What the task requires: Every line below is to be quoted exactly, with nothing added or dropped.

Saved data entries:

########################################

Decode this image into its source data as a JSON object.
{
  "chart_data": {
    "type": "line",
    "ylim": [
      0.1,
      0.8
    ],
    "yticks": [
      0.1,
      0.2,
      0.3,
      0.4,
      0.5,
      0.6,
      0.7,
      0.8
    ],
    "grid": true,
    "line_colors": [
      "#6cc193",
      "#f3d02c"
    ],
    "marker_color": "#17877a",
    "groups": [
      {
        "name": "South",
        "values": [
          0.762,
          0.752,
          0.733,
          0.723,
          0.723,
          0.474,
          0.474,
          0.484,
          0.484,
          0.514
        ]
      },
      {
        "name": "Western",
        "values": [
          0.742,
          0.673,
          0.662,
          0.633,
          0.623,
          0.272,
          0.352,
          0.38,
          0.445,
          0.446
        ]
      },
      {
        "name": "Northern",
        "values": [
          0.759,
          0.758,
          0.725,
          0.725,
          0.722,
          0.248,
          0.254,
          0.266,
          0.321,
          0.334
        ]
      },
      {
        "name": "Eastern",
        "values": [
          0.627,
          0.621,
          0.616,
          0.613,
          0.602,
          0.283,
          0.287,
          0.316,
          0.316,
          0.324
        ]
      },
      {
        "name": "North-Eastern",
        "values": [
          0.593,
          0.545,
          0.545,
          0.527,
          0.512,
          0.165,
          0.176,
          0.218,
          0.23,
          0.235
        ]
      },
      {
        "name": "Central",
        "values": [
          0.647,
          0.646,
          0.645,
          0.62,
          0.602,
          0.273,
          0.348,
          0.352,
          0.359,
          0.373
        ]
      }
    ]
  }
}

########################################

Reply to the task:
Decode this image into its source data as a JSON object.
{
  "chart_data": {
    "type": "line",
    "ylim": [
      0.1,
      0.8
    ],
    "yticks": [
      0.1,
      0.2,
      0.3,
      0.4,
      0.5,
      0.6,
      0.7,
      0.8
    ],
    "grid": true,
    "line_colors": [
      "#6cc193",
      "#f3d02c"
    ],
    "marker_color": "#17877a",
    "groups": [
      {
        "name": "South",
        "values": [
          0.762,
          0.752,
          0.733,
          0.723,
          0.723,
          0.474,
          0.474,
          0.484,
          0.484,
          0.514
        ]
      },
      {
        "name": "Western",
        "values": [
          0.742,
          0.673,
          0.662,
          0.633,
          0.623,
          0.272,
          0.352,
          0.38,
          0.445,
          0.446
        ]
      },
      {
        "name": "Northern",
        "values": [
          0.759,
          0.758,
          0.725,
          0.725,
          0.722,
          0.248,
          0.254,
          0.266,
          0.321,
          0.334
        ]
      },
      {
        "name": "Eastern",
        "values": [
          0.627,
          0.621,
          0.616,
          0.613,
          0.602,
          0.283,
          0.287,
          0.316,
          0.316,
          0.324
        ]
      },
      {
        "name": "North-Eastern",
        "values": [
          0.593,
          0.545,
          0.545,
          0.527,
          0.512,
          0.165,
          0.176,
          0.218,
          0.23,
          0.235
        ]
      },
      {
        "name": "Central",
        "values": [
          0.647,
          0.646,
          0.645,
          0.62,
          0.602,
          0.273,
          0.348,
          0.352,
          0.359,
          0.373
        ]
      }
    ]
  }
}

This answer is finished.